→ **Stored data**
+===+

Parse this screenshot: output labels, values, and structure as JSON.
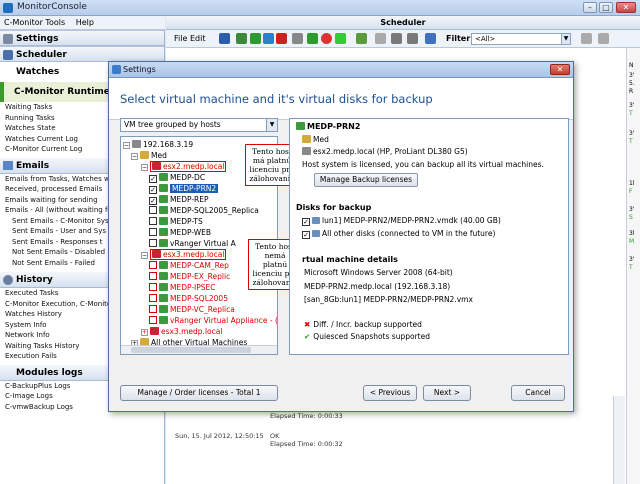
{
  "app": {
    "title": "MonitorConsole"
  },
  "menubar": {
    "items": [
      "C-Monitor Tools",
      "Help"
    ]
  },
  "scheduler": {
    "title": "Scheduler"
  },
  "toolbar": {
    "file": "File",
    "edit": "Edit",
    "filter_label": "Filter",
    "filter_value": "<All>"
  },
  "left_panel": {
    "settings": "Settings",
    "scheduler": "Scheduler",
    "watches": "Watches",
    "cmonitor_runtime": "C-Monitor Runtime In",
    "runtime_items": [
      "Waiting Tasks",
      "Running Tasks",
      "Watches State",
      "Watches Current Log",
      "C-Monitor Current Log"
    ],
    "emails": "Emails",
    "email_items": [
      "Emails from Tasks, Watches w",
      "Received, processed Emails",
      "Emails waiting for sending",
      "Emails - All (without waiting fo"
    ],
    "email_subitems": [
      "Sent Emails - C-Monitor Sys",
      "Sent Emails - User and Sys",
      "Sent Emails - Responses t",
      "Not Sent Emails - Disabled",
      "Not Sent Emails - Failed"
    ],
    "history": "History",
    "history_items": [
      "Executed Tasks",
      "C-Monitor Execution, C-Monito",
      "Watches History",
      "System Info",
      "Network Info",
      "Waiting Tasks History",
      "Execution Fails"
    ],
    "modules_logs": "Modules logs",
    "module_items": [
      "C-BackupPlus Logs",
      "C-Image Logs",
      "C-vmwBackup Logs"
    ]
  },
  "log_entries": [
    {
      "date": "",
      "status": "",
      "elapsed": "Elapsed Time: 0:00:33"
    },
    {
      "date": "Sun, 15. Jul 2012, 12:50:15",
      "status": "OK",
      "elapsed": "Elapsed Time: 0:00:32"
    }
  ],
  "right_col": {
    "header": "N",
    "values": [
      "3'",
      "5.",
      "R",
      "3'",
      "T",
      "3'",
      "T",
      "1l",
      "F",
      "3'",
      "S",
      "3l",
      "M",
      "3'",
      "T"
    ]
  },
  "dialog": {
    "title": "Settings",
    "banner": "Select virtual machine and it's virtual disks for backup",
    "combo_value": "VM tree grouped by hosts",
    "tree": {
      "root": "192.168.3.19",
      "datacenter": "Med",
      "host1": "esx2.medp.local",
      "host1_vms": [
        "MEDP-DC",
        "MEDP-PRN2",
        "MEDP-REP",
        "MEDP-SQL2005_Replica",
        "MEDP-TS",
        "MEDP-WEB",
        "vRanger Virtual A"
      ],
      "host2": "esx3.medp.local",
      "host2_vms": [
        "MEDP-CAM_Rep",
        "MEDP-EX_Replic",
        "MEDP-IPSEC",
        "MEDP-SQL2005",
        "MEDP-VC_Replica",
        "vRanger Virtual Appliance - ("
      ],
      "host3": "esx3.medp.local",
      "all_other": "All other Virtual Machines"
    },
    "callout1": [
      "Tento host",
      "má platnú",
      "licenciu pre",
      "zálohovanie"
    ],
    "callout2": [
      "Tento host",
      "nemá platnú",
      "licenciu pre",
      "zálohovanie"
    ],
    "details": {
      "vm_name": "MEDP-PRN2",
      "datacenter": "Med",
      "host": "esx2.medp.local (HP, ProLiant DL380 G5)",
      "license_msg": "Host system is licensed, you can backup all its virtual machines.",
      "manage_button": "Manage Backup licenses",
      "disks_header": "Disks for backup",
      "disk1": "lun1] MEDP-PRN2/MEDP-PRN2.vmdk (40.00 GB)",
      "disk_other": "All other disks (connected to VM in the future)",
      "vm_details_header": "rtual machine details",
      "os": "Microsoft Windows Server 2008 (64-bit)",
      "hostname": "MEDP-PRN2.medp.local (192.168.3.18)",
      "vmx": "[san_8Gb:lun1] MEDP-PRN2/MEDP-PRN2.vmx",
      "diff_backup": "Diff. / Incr. backup supported",
      "quiesced": "Quiesced Snapshots supported"
    },
    "buttons": {
      "manage_order": "Manage / Order licenses - Total 1",
      "previous": "< Previous",
      "next": "Next >",
      "cancel": "Cancel"
    }
  }
}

+===+

From the entries, copy out each line containing the word "Manage".

→ **Full solution**
      "manage_button": "Manage Backup licenses",
      "manage_order": "Manage / Order licenses - Total 1",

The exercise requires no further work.